**Task statement:**
Write out, precisely and in full, each line of the material.
+++
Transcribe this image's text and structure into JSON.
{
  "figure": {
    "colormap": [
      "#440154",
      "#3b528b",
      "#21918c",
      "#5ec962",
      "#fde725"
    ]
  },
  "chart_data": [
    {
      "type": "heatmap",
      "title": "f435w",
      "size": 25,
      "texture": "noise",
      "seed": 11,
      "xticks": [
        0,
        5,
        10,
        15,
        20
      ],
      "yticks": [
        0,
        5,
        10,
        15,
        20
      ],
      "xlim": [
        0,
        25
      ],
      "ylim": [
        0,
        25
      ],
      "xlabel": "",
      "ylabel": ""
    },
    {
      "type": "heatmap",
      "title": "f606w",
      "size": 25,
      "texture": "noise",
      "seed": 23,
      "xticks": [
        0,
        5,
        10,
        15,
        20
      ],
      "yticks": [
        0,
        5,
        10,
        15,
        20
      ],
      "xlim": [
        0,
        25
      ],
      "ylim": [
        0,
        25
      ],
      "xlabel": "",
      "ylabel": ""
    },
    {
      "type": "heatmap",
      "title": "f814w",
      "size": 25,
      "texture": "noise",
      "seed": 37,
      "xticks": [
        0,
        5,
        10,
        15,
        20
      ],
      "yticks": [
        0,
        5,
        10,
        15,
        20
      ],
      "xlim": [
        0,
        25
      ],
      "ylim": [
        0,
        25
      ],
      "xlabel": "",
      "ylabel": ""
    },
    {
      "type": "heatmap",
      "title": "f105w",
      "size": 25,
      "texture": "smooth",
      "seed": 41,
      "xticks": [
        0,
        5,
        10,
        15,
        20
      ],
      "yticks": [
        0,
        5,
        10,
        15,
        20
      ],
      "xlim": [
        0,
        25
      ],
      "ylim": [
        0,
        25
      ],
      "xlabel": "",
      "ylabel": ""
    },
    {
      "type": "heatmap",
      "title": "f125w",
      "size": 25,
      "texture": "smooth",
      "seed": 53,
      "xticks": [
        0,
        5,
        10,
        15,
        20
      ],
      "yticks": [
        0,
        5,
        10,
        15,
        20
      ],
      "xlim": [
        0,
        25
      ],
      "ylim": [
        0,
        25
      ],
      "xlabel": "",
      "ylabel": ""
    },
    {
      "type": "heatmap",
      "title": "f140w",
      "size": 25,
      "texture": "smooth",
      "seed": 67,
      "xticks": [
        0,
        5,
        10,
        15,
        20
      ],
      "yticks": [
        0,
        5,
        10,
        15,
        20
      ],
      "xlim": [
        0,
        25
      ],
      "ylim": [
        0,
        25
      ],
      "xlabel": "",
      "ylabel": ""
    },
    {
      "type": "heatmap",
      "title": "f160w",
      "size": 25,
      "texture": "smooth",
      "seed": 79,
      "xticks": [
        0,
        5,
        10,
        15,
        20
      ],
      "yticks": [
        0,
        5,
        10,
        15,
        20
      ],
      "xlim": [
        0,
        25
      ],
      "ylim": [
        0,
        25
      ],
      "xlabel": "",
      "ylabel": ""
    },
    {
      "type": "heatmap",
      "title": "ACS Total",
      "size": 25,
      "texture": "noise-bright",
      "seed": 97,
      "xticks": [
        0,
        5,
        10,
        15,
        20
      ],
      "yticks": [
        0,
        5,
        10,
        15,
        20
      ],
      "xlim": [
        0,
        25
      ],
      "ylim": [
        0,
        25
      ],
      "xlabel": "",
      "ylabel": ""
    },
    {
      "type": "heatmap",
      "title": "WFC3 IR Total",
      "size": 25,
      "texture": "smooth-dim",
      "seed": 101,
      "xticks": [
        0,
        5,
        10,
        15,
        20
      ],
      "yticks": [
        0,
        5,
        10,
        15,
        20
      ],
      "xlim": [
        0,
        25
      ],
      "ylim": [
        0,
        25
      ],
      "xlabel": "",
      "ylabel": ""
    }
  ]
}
+++
**Expected answer:**
Transcribe this image's text and structure into JSON.
{
  "figure": {
    "colormap": [
      "#440154",
      "#3b528b",
      "#21918c",
      "#5ec962",
      "#fde725"
    ]
  },
  "chart_data": [
    {
      "type": "heatmap",
      "title": "f435w",
      "size": 25,
      "texture": "noise",
      "seed": 11,
      "xticks": [
        0,
        5,
        10,
        15,
        20
      ],
      "yticks": [
        0,
        5,
        10,
        15,
        20
      ],
      "xlim": [
        0,
        25
      ],
      "ylim": [
        0,
        25
      ],
      "xlabel": "",
      "ylabel": ""
    },
    {
      "type": "heatmap",
      "title": "f606w",
      "size": 25,
      "texture": "noise",
      "seed": 23,
      "xticks": [
        0,
        5,
        10,
        15,
        20
      ],
      "yticks": [
        0,
        5,
        10,
        15,
        20
      ],
      "xlim": [
        0,
        25
      ],
      "ylim": [
        0,
        25
      ],
      "xlabel": "",
      "ylabel": ""
    },
    {
      "type": "heatmap",
      "title": "f814w",
      "size": 25,
      "texture": "noise",
      "seed": 37,
      "xticks": [
        0,
        5,
        10,
        15,
        20
      ],
      "yticks": [
        0,
        5,
        10,
        15,
        20
      ],
      "xlim": [
        0,
        25
      ],
      "ylim": [
        0,
        25
      ],
      "xlabel": "",
      "ylabel": ""
    },
    {
      "type": "heatmap",
      "title": "f105w",
      "size": 25,
      "texture": "smooth",
      "seed": 41,
      "xticks": [
        0,
        5,
        10,
        15,
        20
      ],
      "yticks": [
        0,
        5,
        10,
        15,
        20
      ],
      "xlim": [
        0,
        25
      ],
      "ylim": [
        0,
        25
      ],
      "xlabel": "",
      "ylabel": ""
    },
    {
      "type": "heatmap",
      "title": "f125w",
      "size": 25,
      "texture": "smooth",
      "seed": 53,
      "xticks": [
        0,
        5,
        10,
        15,
        20
      ],
      "yticks": [
        0,
        5,
        10,
        15,
        20
      ],
      "xlim": [
        0,
        25
      ],
      "ylim": [
        0,
        25
      ],
      "xlabel": "",
      "ylabel": ""
    },
    {
      "type": "heatmap",
      "title": "f140w",
      "size": 25,
      "texture": "smooth",
      "seed": 67,
      "xticks": [
        0,
        5,
        10,
        15,
        20
      ],
      "yticks": [
        0,
        5,
        10,
        15,
        20
      ],
      "xlim": [
        0,
        25
      ],
      "ylim": [
        0,
        25
      ],
      "xlabel": "",
      "ylabel": ""
    },
    {
      "type": "heatmap",
      "title": "f160w",
      "size": 25,
      "texture": "smooth",
      "seed": 79,
      "xticks": [
        0,
        5,
        10,
        15,
        20
      ],
      "yticks": [
        0,
        5,
        10,
        15,
        20
      ],
      "xlim": [
        0,
        25
      ],
      "ylim": [
        0,
        25
      ],
      "xlabel": "",
      "ylabel": ""
    },
    {
      "type": "heatmap",
      "title": "ACS Total",
      "size": 25,
      "texture": "noise-bright",
      "seed": 97,
      "xticks": [
        0,
        5,
        10,
        15,
        20
      ],
      "yticks": [
        0,
        5,
        10,
        15,
        20
      ],
      "xlim": [
        0,
        25
      ],
      "ylim": [
        0,
        25
      ],
      "xlabel": "",
      "ylabel": ""
    },
    {
      "type": "heatmap",
      "title": "WFC3 IR Total",
      "size": 25,
      "texture": "smooth-dim",
      "seed": 101,
      "xticks": [
        0,
        5,
        10,
        15,
        20
      ],
      "yticks": [
        0,
        5,
        10,
        15,
        20
      ],
      "xlim": [
        0,
        25
      ],
      "ylim": [
        0,
        25
      ],
      "xlabel": "",
      "ylabel": ""
    }
  ]
}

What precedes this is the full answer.